### [WORK INSTRUCTION A]
Can you reproduce the passage on the Fufia gens word for word, starting with "Ancient Roman family" and going on through "first century BC."?
### [WORK INSTRUCTION B]
Can you carry the passage on the Fufia gens forward from the point where it stops?

### [TEXT SEGMENT]
= Fufia gens =

Ancient Roman family

The gens Fufia was a plebeian family at ancient Rome. The gens does not appear to have been of great antiquity, and only appears in history toward the beginning of the first century BC.

==Origin==
This gens has been frequently confounded, both in manuscripts and by the earlier scholars, with a Fusia gens, which did not exist, at least during the latter period of the Republic, and is only the ancient form of the name of the Furia gens. The Fufii do not occur in history until the seventh century of the city. The surname Calenus borne by some of this family is probably derived from the town of Cales in Campania. It is not improbable that the whole Fufia gens originally came from Campania.

==Praenomina used==
The Fufii are known to have used the praenomina Gaius, Quintus, Lucius, and Marcus.

==Branches and cognomina==
The only cognomens of the Fufii are Calenus and Geminus. The former is probably derived from Cales, a municipium in Campania, but whether the name merely indicated the origin of the family, or whether the first who bore it derived it from having conquered the town of Cales is uncertain, though the latter is the more profitable supposition. The name occurs on a coin of the Fufia gens. Geminus is a common surname meaning "twin."

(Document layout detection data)
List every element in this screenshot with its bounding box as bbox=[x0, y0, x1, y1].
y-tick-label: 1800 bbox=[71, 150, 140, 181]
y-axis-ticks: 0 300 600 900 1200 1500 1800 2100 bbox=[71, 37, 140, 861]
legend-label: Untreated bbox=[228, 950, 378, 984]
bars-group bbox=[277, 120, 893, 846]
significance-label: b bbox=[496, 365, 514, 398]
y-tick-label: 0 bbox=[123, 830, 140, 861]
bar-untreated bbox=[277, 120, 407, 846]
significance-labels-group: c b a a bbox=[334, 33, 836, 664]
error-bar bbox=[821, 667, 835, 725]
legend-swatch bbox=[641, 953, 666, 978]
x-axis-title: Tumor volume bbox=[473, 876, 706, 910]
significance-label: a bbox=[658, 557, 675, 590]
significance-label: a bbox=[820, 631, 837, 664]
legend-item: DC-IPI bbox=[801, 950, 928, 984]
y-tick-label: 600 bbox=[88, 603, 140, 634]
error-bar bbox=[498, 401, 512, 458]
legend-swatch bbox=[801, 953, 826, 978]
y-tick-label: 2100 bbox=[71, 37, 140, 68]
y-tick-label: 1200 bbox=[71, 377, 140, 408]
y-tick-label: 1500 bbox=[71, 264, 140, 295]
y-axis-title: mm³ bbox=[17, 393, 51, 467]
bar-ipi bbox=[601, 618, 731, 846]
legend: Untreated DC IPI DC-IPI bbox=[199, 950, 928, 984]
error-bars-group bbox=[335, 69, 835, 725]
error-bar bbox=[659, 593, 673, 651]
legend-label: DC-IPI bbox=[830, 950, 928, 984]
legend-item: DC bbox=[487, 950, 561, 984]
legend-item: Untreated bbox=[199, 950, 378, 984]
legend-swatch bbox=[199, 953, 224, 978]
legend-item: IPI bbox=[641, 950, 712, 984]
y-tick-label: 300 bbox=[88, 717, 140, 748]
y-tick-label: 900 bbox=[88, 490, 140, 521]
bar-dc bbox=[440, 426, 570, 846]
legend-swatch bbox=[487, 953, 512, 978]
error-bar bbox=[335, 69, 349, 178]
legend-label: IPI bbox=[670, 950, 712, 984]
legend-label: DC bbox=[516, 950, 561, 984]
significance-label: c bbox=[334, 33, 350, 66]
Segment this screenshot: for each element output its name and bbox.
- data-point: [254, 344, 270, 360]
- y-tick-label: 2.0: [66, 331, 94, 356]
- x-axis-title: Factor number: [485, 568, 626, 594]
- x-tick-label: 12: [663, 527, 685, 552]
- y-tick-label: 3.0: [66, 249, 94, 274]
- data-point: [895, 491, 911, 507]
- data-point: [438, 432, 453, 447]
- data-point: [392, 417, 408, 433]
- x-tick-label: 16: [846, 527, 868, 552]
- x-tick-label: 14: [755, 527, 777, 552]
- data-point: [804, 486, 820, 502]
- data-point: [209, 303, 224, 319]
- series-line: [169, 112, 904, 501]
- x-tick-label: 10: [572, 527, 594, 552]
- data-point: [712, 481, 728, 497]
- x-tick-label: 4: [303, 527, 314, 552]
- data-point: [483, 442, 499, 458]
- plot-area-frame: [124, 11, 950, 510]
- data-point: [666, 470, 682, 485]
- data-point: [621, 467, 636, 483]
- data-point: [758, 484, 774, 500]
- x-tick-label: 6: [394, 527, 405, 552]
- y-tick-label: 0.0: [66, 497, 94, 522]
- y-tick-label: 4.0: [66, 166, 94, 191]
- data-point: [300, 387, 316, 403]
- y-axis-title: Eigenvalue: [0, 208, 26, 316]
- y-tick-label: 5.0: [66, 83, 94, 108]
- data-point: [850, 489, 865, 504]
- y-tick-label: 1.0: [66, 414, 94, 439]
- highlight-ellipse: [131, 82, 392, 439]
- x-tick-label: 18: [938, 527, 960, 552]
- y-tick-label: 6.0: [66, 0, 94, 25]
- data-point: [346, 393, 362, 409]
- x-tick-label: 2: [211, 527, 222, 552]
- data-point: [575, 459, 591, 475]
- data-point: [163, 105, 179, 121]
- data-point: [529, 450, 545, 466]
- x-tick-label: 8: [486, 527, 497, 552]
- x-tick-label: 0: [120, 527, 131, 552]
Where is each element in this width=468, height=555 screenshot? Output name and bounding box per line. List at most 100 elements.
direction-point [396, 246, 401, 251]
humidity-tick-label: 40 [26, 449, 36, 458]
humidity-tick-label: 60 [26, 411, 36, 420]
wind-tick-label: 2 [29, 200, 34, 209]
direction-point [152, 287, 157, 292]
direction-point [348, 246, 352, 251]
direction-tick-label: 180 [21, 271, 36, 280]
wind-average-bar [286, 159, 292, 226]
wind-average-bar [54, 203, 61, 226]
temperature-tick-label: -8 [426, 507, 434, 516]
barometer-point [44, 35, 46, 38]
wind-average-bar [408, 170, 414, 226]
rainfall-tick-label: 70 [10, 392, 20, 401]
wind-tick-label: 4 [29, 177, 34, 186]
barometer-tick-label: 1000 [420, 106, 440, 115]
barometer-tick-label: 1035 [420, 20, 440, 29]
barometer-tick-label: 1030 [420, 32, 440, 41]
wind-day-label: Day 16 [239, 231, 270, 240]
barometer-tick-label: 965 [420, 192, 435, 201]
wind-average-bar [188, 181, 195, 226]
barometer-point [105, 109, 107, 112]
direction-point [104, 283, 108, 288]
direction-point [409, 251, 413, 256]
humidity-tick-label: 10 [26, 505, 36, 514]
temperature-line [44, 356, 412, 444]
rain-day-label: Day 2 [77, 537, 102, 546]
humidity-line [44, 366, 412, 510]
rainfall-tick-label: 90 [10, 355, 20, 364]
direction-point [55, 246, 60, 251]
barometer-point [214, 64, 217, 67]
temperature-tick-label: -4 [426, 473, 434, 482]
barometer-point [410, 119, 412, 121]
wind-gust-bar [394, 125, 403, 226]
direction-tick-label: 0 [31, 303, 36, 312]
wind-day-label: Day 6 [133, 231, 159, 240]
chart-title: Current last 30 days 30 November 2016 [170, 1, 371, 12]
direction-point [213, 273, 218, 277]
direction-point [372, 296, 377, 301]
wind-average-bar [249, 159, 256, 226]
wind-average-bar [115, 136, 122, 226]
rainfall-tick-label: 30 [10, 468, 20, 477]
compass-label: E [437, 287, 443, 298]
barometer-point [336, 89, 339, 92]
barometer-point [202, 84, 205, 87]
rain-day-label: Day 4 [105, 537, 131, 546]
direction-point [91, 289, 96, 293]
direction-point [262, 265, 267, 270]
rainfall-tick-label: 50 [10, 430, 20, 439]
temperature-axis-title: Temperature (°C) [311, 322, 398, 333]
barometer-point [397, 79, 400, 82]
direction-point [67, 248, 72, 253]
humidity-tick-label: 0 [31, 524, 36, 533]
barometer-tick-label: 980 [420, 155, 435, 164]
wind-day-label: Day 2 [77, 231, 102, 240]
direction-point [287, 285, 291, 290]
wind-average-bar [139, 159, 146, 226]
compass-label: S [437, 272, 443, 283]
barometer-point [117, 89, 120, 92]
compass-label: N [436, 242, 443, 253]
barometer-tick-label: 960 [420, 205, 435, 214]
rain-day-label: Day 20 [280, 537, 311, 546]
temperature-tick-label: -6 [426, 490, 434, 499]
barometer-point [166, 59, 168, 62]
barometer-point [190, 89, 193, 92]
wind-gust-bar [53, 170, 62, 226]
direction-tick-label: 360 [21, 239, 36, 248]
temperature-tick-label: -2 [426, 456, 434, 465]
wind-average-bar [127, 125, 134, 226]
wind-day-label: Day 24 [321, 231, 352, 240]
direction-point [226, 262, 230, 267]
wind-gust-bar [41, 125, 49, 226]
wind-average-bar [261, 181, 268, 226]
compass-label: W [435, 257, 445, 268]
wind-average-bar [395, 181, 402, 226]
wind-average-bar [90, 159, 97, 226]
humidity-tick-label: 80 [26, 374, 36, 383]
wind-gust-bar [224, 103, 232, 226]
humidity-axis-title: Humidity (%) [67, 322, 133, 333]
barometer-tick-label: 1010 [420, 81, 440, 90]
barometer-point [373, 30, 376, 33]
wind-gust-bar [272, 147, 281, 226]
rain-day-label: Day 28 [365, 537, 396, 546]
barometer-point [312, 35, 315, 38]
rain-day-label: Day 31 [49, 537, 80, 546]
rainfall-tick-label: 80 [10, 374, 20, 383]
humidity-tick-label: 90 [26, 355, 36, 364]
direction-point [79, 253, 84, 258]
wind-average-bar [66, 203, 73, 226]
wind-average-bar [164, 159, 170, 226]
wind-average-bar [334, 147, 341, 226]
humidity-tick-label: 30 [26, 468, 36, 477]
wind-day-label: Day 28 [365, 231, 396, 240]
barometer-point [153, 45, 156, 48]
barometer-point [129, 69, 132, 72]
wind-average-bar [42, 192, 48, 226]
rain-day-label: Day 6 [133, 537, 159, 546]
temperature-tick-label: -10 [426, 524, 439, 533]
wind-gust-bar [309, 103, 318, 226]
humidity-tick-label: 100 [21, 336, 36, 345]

### [EXERCISE OUTPUT A]
Ancient Roman family

The gens Fufia was a plebeian family at ancient Rome. The gens does not appear to have been of great antiquity, and only appears in history toward the beginning of the first century BC.

### [EXERCISE OUTPUT B]
==Members==
This list includes abbreviated praenomina. For an explanation of this practice, see filiation.

===Fufii Caleni===
- Gaius Fufius Calenus, grandfather of the tribune.
- Quintus Fufius C. f. Calenus is mentioned by Cicero only as one who thought that Scipio Nasica Serapio was the greatest man in the Republic, because he had delivered the state from the obnoxious Tiberius Gracchus. From this sentiment, it may be inferred that Fufius occupied a considerable portion of the public land.
- Quintus Fufius Q. f. C. n. Calenus, tribune of the plebs in BC 61, protected Publius Clodius Pulcher from a trial by special judges, after Clodius had violated the mysteries of the Bona Dea. He was one of Caesar's generals during the Civil War, was consul in 47 BC, and after Caesar's murder joined the party of Marcus Antonius.
- (Fufia) Q. f. Q. n., daughter of the consul Quintus Calenus, and wife of the consul Gaius Pansa.
- Lucius Fufius Calenus, mentioned by Cicero as one of the witnesses against Verres.

===Fufii Gemini===
- Fufius Geminus, one of the generals of Octavian, who after subduing the Pannonians in 35 BC, left Fufius in charge of Pannonia. Fufius successfully quelled a revolt of the Pannonians after several battles.
- Gaius Fufius Geminus, perhaps the son or nephew of Octavian's general, was consul suffectus in 2 BC.
- Gaius Fufius C. f. Geminus was consul in AD 29.

===Others===
- Lucius Fufius, an orator, and contemporary of Cicero.
- Gaius Fufius, an eques mentioned by Cicero, but otherwise unknown.
- Marcus Fufius, an eques mentioned by Cicero, but otherwise unknown.
- Marcus Fufius, a friend of Titus Annius Milo, who was accompanied by him at the time of the murder of Publius Clodius Pulcher.
- Quintus Fufius, an intimate friend of Cicero, who recommended him in BC 50 to Gaius Mummius.
- Quintus Fufius, an eques mentioned by Cicero, but otherwise unknown.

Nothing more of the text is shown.